**DOCUMENT TEXT**.
┌──
Long non-coding RNA long intergenic non-protein coding RNA 1232 promotes cell proliferation, migration and invasion in bladder cancer via modulating miR-370-5p/PIM3 axis.

Abstract

Increasing evidences have suggested that long non-coding RNAs are critical regulators in the progression of tumor growth. Long intergenic non-protein coding RNA 1232 (LINC01232) was verified as an oncogene in multiple cancers. Nevertheless, its function in bladder cancer (BC) remains to be uncovered. In the current study, we detected LINC01232 expression utilizing quantitative real-time polymerase chain reaction (RT-qPCR) and discovered that LINC01232 was overexpressed in BC cell lines versus normal cell line. Besides, the effect of LINC01232 on BC cell behaviors was measured by colony formation, Cell Counting Kit-8 (CCK-8), transwell, TdT-mediated dUTP Nick-End Labeling and caspase-3/8 activity assays. Functionally, LINC01232 deficiency suppressed cell proliferation, migration and invasion. Next, miR-370-5p was proved to bind with LINC01232 by RNA pull down, RNA-binding protein immunoprecipitation (RIP) and luciferase reporter assays. Furthermore, PIM3 expression was negatively modulated by miR-370-5p and markedly increased in BC cell lines. Moreover, PIM3 silence repressed proliferation, migration and invasion but triggered apoptosis of BC cells. The rescue assays validated that upregulation of PIM3 recovered the effects of LINC01232 silence on the growth of BC cells. To summarize, our study manifested that LINC01232 accelerates BC progression by targeting miR-370-5p/PIM3 axis. Targeting LINC01232 might offer novel insight into BC treatment.
└──
**EXERCISE SET**.
**A)** According to the LINC01232 abstract, what method was used to detect LINC01232 expression?
**B)** List every assay that the LINC01232 abstract names for measuring the effect of LINC01232 on the behaviors of BC cells.
**C)** Say whether each statement agrees with the LINC01232 abstract, and quote the words that decide it: (i) LINC01232 was underexpressed in BC cell lines compared with a normal cell line. (ii) Silencing PIM3 triggered apoptosis of BC cells. (iii) miR-370-5p positively modulates PIM3 expression.
The listing that comes after this abstract is not needed for any of the tasks.

**EXCERPTED DATA**.
┌──
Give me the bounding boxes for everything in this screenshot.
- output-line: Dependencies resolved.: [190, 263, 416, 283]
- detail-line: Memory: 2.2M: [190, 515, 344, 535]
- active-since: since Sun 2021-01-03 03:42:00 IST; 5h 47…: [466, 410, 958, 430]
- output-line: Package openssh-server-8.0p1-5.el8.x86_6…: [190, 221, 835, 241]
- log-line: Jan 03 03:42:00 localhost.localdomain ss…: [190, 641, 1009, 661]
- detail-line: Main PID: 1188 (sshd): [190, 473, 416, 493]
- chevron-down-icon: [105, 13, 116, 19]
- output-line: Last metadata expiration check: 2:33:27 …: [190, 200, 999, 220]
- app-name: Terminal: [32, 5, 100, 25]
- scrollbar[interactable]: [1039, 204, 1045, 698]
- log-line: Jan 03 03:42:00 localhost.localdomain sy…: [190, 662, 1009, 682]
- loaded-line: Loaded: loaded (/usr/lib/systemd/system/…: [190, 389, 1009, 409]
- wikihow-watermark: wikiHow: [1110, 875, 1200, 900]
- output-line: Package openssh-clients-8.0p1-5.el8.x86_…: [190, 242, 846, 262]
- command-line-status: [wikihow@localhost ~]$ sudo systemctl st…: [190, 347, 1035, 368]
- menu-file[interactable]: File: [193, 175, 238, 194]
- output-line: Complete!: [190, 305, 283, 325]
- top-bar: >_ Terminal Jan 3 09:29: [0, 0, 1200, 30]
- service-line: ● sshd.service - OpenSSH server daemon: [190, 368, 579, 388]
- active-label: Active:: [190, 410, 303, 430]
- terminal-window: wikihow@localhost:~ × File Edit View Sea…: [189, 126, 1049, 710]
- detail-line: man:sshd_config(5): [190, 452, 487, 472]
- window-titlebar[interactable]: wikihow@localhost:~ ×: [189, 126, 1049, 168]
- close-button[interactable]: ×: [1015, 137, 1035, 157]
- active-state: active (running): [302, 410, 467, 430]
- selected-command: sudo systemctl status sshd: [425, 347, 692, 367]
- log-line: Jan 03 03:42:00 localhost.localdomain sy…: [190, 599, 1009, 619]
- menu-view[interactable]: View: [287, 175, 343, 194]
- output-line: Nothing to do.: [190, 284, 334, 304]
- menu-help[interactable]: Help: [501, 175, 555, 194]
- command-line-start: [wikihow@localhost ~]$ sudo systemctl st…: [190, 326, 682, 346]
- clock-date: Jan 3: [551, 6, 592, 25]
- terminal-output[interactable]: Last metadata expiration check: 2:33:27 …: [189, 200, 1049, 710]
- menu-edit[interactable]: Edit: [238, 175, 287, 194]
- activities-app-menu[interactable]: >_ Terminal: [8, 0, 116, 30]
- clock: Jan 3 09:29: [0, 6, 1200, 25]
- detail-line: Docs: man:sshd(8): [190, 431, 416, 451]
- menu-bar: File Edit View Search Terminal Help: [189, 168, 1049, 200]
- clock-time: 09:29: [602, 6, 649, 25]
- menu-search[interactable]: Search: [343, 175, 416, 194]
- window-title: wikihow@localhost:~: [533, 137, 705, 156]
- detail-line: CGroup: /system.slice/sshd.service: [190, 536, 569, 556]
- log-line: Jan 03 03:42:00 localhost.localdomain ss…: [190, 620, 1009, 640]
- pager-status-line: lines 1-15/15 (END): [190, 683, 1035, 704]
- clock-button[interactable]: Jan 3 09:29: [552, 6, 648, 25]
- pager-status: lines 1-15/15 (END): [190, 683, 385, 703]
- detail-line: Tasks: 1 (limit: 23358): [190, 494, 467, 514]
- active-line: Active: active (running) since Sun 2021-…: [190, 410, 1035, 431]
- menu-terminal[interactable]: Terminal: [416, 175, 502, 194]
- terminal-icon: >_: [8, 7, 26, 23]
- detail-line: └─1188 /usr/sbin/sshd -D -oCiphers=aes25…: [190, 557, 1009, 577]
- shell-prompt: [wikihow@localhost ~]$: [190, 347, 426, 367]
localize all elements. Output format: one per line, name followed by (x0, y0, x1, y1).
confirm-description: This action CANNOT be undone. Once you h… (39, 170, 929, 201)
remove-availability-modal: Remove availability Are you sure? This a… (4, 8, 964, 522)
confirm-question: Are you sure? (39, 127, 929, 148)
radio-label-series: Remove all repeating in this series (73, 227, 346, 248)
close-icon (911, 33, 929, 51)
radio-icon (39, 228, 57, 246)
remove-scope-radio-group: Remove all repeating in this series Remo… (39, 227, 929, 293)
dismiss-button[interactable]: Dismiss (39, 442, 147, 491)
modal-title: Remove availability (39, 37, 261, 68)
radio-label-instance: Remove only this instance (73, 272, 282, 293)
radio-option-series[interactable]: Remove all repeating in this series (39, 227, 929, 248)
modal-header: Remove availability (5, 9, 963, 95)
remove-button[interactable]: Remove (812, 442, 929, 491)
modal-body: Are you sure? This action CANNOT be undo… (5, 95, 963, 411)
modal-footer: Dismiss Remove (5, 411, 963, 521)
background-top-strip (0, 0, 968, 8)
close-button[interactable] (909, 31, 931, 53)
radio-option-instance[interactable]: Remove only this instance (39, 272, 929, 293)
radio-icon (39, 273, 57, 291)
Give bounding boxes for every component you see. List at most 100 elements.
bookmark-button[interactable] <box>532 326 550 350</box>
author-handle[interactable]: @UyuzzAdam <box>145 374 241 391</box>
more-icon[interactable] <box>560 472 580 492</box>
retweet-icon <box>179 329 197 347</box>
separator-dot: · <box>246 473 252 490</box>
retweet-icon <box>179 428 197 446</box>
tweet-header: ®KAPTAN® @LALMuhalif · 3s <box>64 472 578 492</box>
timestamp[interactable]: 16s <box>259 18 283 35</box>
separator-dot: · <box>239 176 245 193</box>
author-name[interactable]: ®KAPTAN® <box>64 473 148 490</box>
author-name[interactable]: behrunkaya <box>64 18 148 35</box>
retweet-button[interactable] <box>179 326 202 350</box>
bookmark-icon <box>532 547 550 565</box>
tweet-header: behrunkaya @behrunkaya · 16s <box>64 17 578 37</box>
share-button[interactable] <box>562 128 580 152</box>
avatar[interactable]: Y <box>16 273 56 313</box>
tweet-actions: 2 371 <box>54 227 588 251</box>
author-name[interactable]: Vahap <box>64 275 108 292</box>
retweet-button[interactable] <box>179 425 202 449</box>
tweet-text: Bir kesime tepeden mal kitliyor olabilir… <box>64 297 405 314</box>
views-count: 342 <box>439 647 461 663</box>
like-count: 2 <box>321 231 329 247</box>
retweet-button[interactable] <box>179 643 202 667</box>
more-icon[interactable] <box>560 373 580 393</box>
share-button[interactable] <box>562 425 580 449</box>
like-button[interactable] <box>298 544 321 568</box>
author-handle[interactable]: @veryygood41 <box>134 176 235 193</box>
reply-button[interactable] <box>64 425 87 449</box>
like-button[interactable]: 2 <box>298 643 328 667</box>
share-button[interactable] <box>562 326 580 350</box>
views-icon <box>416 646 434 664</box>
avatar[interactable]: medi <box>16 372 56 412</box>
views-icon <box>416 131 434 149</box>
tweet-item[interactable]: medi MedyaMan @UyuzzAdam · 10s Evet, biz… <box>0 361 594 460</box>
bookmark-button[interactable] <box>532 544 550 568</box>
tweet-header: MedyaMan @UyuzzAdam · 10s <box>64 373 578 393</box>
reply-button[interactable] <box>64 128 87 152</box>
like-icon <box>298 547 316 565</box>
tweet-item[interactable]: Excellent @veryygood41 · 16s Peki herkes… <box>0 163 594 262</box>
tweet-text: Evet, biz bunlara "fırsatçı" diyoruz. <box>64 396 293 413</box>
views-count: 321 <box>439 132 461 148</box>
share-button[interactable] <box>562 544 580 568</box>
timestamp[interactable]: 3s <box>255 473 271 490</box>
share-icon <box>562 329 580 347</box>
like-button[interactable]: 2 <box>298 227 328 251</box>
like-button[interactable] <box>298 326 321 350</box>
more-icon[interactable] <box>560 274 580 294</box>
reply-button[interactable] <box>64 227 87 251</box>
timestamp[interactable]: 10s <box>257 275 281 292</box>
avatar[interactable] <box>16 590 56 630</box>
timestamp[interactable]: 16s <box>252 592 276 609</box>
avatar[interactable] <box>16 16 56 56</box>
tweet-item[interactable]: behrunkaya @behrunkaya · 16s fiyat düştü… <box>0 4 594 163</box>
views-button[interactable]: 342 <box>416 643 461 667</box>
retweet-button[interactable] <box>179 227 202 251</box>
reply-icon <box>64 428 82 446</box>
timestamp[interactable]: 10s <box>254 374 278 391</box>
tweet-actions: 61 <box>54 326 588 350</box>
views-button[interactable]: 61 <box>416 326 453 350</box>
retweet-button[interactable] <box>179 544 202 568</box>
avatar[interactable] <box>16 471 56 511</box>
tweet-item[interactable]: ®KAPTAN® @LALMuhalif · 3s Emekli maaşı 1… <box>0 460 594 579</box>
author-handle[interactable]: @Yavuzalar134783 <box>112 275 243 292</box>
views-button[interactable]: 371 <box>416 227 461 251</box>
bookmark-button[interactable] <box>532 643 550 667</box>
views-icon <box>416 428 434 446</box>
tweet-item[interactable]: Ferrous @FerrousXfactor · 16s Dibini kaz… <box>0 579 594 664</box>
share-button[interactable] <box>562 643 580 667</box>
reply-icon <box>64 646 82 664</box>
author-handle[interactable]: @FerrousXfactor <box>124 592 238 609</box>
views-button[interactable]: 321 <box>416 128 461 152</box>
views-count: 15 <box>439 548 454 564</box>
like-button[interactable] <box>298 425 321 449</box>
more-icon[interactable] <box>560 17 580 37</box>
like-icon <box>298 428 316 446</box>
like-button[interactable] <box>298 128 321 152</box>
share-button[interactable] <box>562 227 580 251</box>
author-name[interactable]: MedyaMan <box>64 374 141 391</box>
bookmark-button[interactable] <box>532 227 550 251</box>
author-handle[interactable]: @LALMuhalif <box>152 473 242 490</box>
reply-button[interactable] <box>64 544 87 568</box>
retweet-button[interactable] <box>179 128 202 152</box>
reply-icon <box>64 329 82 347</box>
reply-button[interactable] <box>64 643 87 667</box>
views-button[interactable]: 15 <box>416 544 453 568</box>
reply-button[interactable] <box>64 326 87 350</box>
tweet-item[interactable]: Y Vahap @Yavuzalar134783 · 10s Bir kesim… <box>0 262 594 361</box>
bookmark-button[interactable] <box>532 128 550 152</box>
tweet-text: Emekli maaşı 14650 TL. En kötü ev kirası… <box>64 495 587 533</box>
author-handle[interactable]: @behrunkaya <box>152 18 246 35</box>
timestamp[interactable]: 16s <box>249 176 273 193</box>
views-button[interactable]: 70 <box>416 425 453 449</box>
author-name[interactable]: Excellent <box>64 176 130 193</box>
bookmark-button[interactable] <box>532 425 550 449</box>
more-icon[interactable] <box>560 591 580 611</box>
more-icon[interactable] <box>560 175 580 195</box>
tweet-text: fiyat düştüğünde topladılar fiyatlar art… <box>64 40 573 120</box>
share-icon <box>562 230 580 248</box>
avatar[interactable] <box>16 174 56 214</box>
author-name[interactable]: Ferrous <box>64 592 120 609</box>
└──
**RESPONSES IN ORDER**.
**A)** Quantitative real-time polymerase chain reaction (RT-qPCR).

**B)**
- Colony formation
- Cell Counting Kit-8 (CCK-8)
- Transwell
- TdT-mediated dUTP Nick-End Labeling
- Caspase-3/8 activity

**C)**
(i) No: "LINC01232 was overexpressed in BC cell lines versus normal cell line"
(ii) Yes: "PIM3 silence repressed proliferation, migration and invasion but triggered apoptosis of BC cells"
(iii) No: "PIM3 expression was negatively modulated by miR-370-5p"